**TEXTO-FONTE**
----

De acordo com dados do Censo 2000, estavam matriculados em escolas de ensino médio, nesses quatro municípios, aproximadamente 730 mil estudantes.
O projeto terá a participação do Ministério da Educação, responsável pela capacitação de professores, das prefeituras, que estão elaborando planos para operacionalizar o trabalho, e até dos grêmios estudantis.
Segundo Denise Doneda, por se tratar de algo novo e de um projeto ainda embrionário, a coordenação está discutindo com as prefeituras a maneira de efetuar a distribuição e de como sensibilizar a comunidade escolar e obter apoio das famílias dos estudantes.
"Não sabemos ainda como fazer. De que maneira reagirão os pais ao verem a filha chegando em casa com um preservativo?", indagou Doneda.
Também se busca fixar critérios para oferecer as camisinhas, de maneira a evitar o desperdício do material. Uma das hipóteses cogitadas pelo governo é instalar em algumas escolas máquinas de fornecimento de preservativos.
Segundo a psicóloga, a distribuição e a comercialização de camisinhas no país são crescentes, mas o uso ainda é insuficiente em termos de prevenção às doenças sexualmente transmissíveis.
De acordo com dados de pesquisas apresentados pela psicóloga, entre 1999 e 2003, o uso de preservativo na última relação sexual saltou de 23,9% para 28,4% entre a população sexualmente ativa.
Mais preservativos
O Ministério da Saúde quer pelo menos dobrar o consumo de preservativos no país, de maneira a atingir a meta de redução de incidência da Aids de 15 para 10 casos por grupo de 100 mil habitantes.
Para isso, é necessário dobrar a demanda anual, o que implicará um consumo -entre produtos comercializados e distribuídos- de 1,2 bilhão de preservativos.
O principal meio de induzir o consumo, de acordo com Denise Doneda, é reduzir o custo. A intenção do ministério é desenvolver ações para que o preço para o consumidor caia para pelo menos R$ 0,20 por unidade.
Ontem, em uma drogaria no bairro Marapé, em Santos, o preço das embalagens com três camisinhas, de diferentes marcas, variava de R$ 1,10 a R$ 1,86 (de R$ 0,37 a R$ 0,62 a unidade).
Projeto leva a diálogo, diz psicóloga
DA REPORTAGEM LOCAL
DA AGÊNCIA FOLHA
A distribuição de camisinhas nas escolas obrigará professores e pais a "abandonar a política do avestruz" e a falar de sexo nas aulas e em casa, acredita a psicóloga Helena Lima, pesquisadora do Global Aids Program, programa de estudos sobre Aids do Centro de Controle de Doenças dos EUA.
"As escolas fogem do problema e fingem que o assunto é da família. As famílias, por sua vez, acham que é assunto da escola", diz. Para a pesquisadora, as escolas irão precisar de suporte e atualização para que a distribuição não se torne, por exemplo, mais um fator de segregação (pois permitirá a identificação dos alunos que já iniciaram a vida sexual).

----

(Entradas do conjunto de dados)
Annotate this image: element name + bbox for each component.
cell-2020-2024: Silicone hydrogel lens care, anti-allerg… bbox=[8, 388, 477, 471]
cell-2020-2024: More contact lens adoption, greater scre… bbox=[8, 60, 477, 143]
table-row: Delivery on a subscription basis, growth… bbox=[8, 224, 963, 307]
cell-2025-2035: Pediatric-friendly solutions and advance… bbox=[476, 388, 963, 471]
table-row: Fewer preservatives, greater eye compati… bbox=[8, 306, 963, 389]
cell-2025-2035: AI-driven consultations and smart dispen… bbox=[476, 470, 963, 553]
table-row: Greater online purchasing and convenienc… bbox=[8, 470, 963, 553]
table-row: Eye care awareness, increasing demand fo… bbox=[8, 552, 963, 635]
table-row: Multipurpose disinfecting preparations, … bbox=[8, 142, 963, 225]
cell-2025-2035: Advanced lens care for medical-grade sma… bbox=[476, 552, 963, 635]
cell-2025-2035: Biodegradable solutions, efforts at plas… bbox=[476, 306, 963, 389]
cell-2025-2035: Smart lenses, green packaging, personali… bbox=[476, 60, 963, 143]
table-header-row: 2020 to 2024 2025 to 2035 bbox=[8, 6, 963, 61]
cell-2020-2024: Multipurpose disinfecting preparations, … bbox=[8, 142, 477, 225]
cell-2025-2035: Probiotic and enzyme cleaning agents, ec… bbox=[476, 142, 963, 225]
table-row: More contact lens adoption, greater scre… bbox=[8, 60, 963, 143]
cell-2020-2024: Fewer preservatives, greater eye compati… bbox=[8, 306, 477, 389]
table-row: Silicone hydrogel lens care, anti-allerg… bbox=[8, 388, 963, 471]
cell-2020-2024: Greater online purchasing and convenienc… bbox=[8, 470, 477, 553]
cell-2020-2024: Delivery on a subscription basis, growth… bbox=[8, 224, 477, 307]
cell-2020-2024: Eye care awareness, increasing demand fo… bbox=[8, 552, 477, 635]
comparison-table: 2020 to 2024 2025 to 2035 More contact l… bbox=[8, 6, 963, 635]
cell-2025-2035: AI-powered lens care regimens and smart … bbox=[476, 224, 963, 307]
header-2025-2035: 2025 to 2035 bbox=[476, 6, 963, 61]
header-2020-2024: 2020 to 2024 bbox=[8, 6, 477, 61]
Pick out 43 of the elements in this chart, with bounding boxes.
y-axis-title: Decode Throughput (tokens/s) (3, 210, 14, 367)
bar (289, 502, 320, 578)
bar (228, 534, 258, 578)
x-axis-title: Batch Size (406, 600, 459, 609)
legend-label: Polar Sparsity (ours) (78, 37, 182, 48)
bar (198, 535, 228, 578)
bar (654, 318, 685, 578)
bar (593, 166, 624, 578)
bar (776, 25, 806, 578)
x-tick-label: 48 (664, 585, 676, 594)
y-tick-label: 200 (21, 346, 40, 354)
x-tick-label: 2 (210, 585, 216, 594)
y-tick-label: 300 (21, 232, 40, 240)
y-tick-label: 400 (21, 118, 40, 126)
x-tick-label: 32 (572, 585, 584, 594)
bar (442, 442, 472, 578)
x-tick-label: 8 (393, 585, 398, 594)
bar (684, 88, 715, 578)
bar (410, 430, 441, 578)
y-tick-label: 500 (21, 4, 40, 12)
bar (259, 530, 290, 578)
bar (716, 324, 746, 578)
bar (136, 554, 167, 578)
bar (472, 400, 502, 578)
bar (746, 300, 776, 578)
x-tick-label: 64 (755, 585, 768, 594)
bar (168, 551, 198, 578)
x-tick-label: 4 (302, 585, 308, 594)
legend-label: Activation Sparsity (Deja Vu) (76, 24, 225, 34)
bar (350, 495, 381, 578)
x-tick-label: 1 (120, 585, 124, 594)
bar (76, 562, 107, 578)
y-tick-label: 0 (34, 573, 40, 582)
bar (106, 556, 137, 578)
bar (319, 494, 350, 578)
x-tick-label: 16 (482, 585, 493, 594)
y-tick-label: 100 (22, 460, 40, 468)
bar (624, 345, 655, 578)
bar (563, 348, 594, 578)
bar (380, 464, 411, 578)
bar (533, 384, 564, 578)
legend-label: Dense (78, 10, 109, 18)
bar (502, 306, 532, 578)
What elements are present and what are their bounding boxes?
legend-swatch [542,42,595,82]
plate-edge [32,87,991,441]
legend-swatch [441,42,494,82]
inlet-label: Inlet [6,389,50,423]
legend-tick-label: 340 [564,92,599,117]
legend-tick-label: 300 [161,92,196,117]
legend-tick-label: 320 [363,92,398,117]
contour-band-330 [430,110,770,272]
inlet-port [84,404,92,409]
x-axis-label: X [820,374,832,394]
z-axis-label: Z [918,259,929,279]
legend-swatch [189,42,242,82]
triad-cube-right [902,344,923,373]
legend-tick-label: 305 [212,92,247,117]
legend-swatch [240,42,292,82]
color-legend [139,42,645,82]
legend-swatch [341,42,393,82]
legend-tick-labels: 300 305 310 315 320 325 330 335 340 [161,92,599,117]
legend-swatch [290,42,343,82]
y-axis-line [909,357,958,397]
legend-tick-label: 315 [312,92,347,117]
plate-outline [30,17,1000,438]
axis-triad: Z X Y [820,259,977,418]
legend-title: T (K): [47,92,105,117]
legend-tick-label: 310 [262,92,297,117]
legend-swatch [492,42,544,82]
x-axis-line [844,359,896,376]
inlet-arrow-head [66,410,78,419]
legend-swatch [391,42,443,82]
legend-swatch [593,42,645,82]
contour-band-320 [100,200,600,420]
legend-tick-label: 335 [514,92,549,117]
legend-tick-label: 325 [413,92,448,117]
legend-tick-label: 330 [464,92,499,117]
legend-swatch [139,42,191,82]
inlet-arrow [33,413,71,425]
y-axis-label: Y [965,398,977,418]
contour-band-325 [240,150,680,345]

----

**O QUE FAZER**
Reproduza, sem nenhuma alteração, o trecho do texto sobre a distribuição de camisinhas nas escolas que vai de "O projeto terá" até "famílias dos estudantes.", inclusive. Baseie-se somente no texto.

**RESULTADO DA TAREFA**
O projeto terá a participação do Ministério da Educação, responsável pela capacitação de professores, das prefeituras, que estão elaborando planos para operacionalizar o trabalho, e até dos grêmios estudantis.
Segundo Denise Doneda, por se tratar de algo novo e de um projeto ainda embrionário, a coordenação está discutindo com as prefeituras a maneira de efetuar a distribuição e de como sensibilizar a comunidade escolar e obter apoio das famílias dos estudantes.